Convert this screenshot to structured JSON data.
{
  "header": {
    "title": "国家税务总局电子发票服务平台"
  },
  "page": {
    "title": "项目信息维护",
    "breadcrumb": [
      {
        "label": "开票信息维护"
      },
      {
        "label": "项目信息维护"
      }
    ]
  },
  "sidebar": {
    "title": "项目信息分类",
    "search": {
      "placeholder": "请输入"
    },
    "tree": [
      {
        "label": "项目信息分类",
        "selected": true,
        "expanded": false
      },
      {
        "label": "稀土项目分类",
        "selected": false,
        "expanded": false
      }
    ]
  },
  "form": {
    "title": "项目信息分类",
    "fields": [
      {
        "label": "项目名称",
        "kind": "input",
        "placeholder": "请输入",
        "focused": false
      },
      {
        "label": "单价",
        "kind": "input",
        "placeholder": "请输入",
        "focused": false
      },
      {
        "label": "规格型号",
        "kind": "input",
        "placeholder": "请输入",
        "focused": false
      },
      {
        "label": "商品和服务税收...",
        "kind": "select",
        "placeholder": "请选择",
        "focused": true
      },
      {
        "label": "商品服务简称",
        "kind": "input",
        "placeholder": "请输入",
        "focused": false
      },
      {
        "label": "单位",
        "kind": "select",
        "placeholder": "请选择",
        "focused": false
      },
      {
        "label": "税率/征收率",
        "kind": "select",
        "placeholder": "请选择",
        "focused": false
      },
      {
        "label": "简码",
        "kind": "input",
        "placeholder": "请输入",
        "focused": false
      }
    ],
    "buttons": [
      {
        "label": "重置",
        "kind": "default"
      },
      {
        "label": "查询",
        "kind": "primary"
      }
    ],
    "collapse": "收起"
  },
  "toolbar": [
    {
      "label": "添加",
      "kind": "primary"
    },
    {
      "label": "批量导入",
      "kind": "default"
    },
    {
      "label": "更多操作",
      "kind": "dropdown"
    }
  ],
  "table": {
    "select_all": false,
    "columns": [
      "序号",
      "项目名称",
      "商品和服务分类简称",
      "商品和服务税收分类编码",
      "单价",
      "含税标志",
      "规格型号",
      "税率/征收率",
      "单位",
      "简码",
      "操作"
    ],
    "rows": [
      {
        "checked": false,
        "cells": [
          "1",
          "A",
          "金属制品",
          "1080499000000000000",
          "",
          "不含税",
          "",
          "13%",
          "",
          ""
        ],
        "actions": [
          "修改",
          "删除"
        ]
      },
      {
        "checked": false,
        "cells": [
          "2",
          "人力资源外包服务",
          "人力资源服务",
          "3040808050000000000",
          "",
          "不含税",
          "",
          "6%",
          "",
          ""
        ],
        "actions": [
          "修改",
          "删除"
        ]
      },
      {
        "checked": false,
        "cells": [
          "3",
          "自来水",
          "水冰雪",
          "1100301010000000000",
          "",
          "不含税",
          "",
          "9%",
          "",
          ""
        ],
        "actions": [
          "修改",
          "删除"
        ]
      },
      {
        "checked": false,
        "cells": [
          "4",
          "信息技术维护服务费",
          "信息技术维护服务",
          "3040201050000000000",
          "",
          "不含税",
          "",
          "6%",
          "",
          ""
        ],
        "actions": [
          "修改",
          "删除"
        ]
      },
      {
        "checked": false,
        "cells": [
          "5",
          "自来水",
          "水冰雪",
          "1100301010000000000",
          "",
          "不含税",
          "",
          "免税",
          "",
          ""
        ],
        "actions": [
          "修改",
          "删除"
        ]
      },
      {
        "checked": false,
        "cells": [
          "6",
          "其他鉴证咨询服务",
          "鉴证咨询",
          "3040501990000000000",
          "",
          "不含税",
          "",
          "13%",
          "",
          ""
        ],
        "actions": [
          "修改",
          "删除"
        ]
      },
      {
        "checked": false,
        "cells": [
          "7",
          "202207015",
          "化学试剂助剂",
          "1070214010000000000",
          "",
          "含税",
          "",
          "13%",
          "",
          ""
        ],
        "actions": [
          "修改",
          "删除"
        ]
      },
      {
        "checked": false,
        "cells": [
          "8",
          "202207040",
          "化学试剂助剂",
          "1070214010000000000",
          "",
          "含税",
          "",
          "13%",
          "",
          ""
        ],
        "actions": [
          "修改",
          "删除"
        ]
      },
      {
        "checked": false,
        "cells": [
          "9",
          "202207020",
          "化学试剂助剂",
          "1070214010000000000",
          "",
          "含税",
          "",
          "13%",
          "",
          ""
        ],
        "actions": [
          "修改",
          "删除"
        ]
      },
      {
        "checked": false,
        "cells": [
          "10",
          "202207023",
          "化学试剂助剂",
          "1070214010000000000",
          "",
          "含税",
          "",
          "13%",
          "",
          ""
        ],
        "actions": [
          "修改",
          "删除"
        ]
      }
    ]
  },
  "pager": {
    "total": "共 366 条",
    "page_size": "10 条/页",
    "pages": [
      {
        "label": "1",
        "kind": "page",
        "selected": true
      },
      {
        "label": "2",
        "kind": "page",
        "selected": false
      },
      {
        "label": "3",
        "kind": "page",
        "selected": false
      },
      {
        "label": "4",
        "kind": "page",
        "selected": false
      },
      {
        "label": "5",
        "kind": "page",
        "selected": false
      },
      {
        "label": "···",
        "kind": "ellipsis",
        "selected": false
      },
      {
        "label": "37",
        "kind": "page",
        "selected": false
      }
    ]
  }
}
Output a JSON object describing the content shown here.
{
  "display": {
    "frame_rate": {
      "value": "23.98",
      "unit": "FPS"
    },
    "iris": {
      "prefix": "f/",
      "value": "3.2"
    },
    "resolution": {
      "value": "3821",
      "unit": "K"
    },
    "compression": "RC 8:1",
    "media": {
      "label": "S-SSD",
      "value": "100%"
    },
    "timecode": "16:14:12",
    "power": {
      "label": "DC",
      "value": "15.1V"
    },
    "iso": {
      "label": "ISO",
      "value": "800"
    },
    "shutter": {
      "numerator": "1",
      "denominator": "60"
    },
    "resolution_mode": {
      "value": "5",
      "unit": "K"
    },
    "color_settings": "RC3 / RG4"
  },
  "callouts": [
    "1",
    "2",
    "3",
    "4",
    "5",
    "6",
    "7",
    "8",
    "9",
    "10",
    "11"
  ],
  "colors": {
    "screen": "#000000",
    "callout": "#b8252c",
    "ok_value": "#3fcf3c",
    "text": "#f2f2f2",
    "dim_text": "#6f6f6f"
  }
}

- - -

**INSTRUCTIONS TO FOLLOW**. Give an exact repetition of all the material.

**OUTPUT OF THE TASK**.
Convert this screenshot to structured JSON data.
{
  "header": {
    "title": "国家税务总局电子发票服务平台"
  },
  "page": {
    "title": "项目信息维护",
    "breadcrumb": [
      {
        "label": "开票信息维护"
      },
      {
        "label": "项目信息维护"
      }
    ]
  },
  "sidebar": {
    "title": "项目信息分类",
    "search": {
      "placeholder": "请输入"
    },
    "tree": [
      {
        "label": "项目信息分类",
        "selected": true,
        "expanded": false
      },
      {
        "label": "稀土项目分类",
        "selected": false,
        "expanded": false
      }
    ]
  },
  "form": {
    "title": "项目信息分类",
    "fields": [
      {
        "label": "项目名称",
        "kind": "input",
        "placeholder": "请输入",
        "focused": false
      },
      {
        "label": "单价",
        "kind": "input",
        "placeholder": "请输入",
        "focused": false
      },
      {
        "label": "规格型号",
        "kind": "input",
        "placeholder": "请输入",
        "focused": false
      },
      {
        "label": "商品和服务税收...",
        "kind": "select",
        "placeholder": "请选择",
        "focused": true
      },
      {
        "label": "商品服务简称",
        "kind": "input",
        "placeholder": "请输入",
        "focused": false
      },
      {
        "label": "单位",
        "kind": "select",
        "placeholder": "请选择",
        "focused": false
      },
      {
        "label": "税率/征收率",
        "kind": "select",
        "placeholder": "请选择",
        "focused": false
      },
      {
        "label": "简码",
        "kind": "input",
        "placeholder": "请输入",
        "focused": false
      }
    ],
    "buttons": [
      {
        "label": "重置",
        "kind": "default"
      },
      {
        "label": "查询",
        "kind": "primary"
      }
    ],
    "collapse": "收起"
  },
  "toolbar": [
    {
      "label": "添加",
      "kind": "primary"
    },
    {
      "label": "批量导入",
      "kind": "default"
    },
    {
      "label": "更多操作",
      "kind": "dropdown"
    }
  ],
  "table": {
    "select_all": false,
    "columns": [
      "序号",
      "项目名称",
      "商品和服务分类简称",
      "商品和服务税收分类编码",
      "单价",
      "含税标志",
      "规格型号",
      "税率/征收率",
      "单位",
      "简码",
      "操作"
    ],
    "rows": [
      {
        "checked": false,
        "cells": [
          "1",
          "A",
          "金属制品",
          "1080499000000000000",
          "",
          "不含税",
          "",
          "13%",
          "",
          ""
        ],
        "actions": [
          "修改",
          "删除"
        ]
      },
      {
        "checked": false,
        "cells": [
          "2",
          "人力资源外包服务",
          "人力资源服务",
          "3040808050000000000",
          "",
          "不含税",
          "",
          "6%",
          "",
          ""
        ],
        "actions": [
          "修改",
          "删除"
        ]
      },
      {
        "checked": false,
        "cells": [
          "3",
          "自来水",
          "水冰雪",
          "1100301010000000000",
          "",
          "不含税",
          "",
          "9%",
          "",
          ""
        ],
        "actions": [
          "修改",
          "删除"
        ]
      },
      {
        "checked": false,
        "cells": [
          "4",
          "信息技术维护服务费",
          "信息技术维护服务",
          "3040201050000000000",
          "",
          "不含税",
          "",
          "6%",
          "",
          ""
        ],
        "actions": [
          "修改",
          "删除"
        ]
      },
      {
        "checked": false,
        "cells": [
          "5",
          "自来水",
          "水冰雪",
          "1100301010000000000",
          "",
          "不含税",
          "",
          "免税",
          "",
          ""
        ],
        "actions": [
          "修改",
          "删除"
        ]
      },
      {
        "checked": false,
        "cells": [
          "6",
          "其他鉴证咨询服务",
          "鉴证咨询",
          "3040501990000000000",
          "",
          "不含税",
          "",
          "13%",
          "",
          ""
        ],
        "actions": [
          "修改",
          "删除"
        ]
      },
      {
        "checked": false,
        "cells": [
          "7",
          "202207015",
          "化学试剂助剂",
          "1070214010000000000",
          "",
          "含税",
          "",
          "13%",
          "",
          ""
        ],
        "actions": [
          "修改",
          "删除"
        ]
      },
      {
        "checked": false,
        "cells": [
          "8",
          "202207040",
          "化学试剂助剂",
          "1070214010000000000",
          "",
          "含税",
          "",
          "13%",
          "",
          ""
        ],
        "actions": [
          "修改",
          "删除"
        ]
      },
      {
        "checked": false,
        "cells": [
          "9",
          "202207020",
          "化学试剂助剂",
          "1070214010000000000",
          "",
          "含税",
          "",
          "13%",
          "",
          ""
        ],
        "actions": [
          "修改",
          "删除"
        ]
      },
      {
        "checked": false,
        "cells": [
          "10",
          "202207023",
          "化学试剂助剂",
          "1070214010000000000",
          "",
          "含税",
          "",
          "13%",
          "",
          ""
        ],
        "actions": [
          "修改",
          "删除"
        ]
      }
    ]
  },
  "pager": {
    "total": "共 366 条",
    "page_size": "10 条/页",
    "pages": [
      {
        "label": "1",
        "kind": "page",
        "selected": true
      },
      {
        "label": "2",
        "kind": "page",
        "selected": false
      },
      {
        "label": "3",
        "kind": "page",
        "selected": false
      },
      {
        "label": "4",
        "kind": "page",
        "selected": false
      },
      {
        "label": "5",
        "kind": "page",
        "selected": false
      },
      {
        "label": "···",
        "kind": "ellipsis",
        "selected": false
      },
      {
        "label": "37",
        "kind": "page",
        "selected": false
      }
    ]
  }
}
Output a JSON object describing the content shown here.
{
  "display": {
    "frame_rate": {
      "value": "23.98",
      "unit": "FPS"
    },
    "iris": {
      "prefix": "f/",
      "value": "3.2"
    },
    "resolution": {
      "value": "3821",
      "unit": "K"
    },
    "compression": "RC 8:1",
    "media": {
      "label": "S-SSD",
      "value": "100%"
    },
    "timecode": "16:14:12",
    "power": {
      "label": "DC",
      "value": "15.1V"
    },
    "iso": {
      "label": "ISO",
      "value": "800"
    },
    "shutter": {
      "numerator": "1",
      "denominator": "60"
    },
    "resolution_mode": {
      "value": "5",
      "unit": "K"
    },
    "color_settings": "RC3 / RG4"
  },
  "callouts": [
    "1",
    "2",
    "3",
    "4",
    "5",
    "6",
    "7",
    "8",
    "9",
    "10",
    "11"
  ],
  "colors": {
    "screen": "#000000",
    "callout": "#b8252c",
    "ok_value": "#3fcf3c",
    "text": "#f2f2f2",
    "dim_text": "#6f6f6f"
  }
}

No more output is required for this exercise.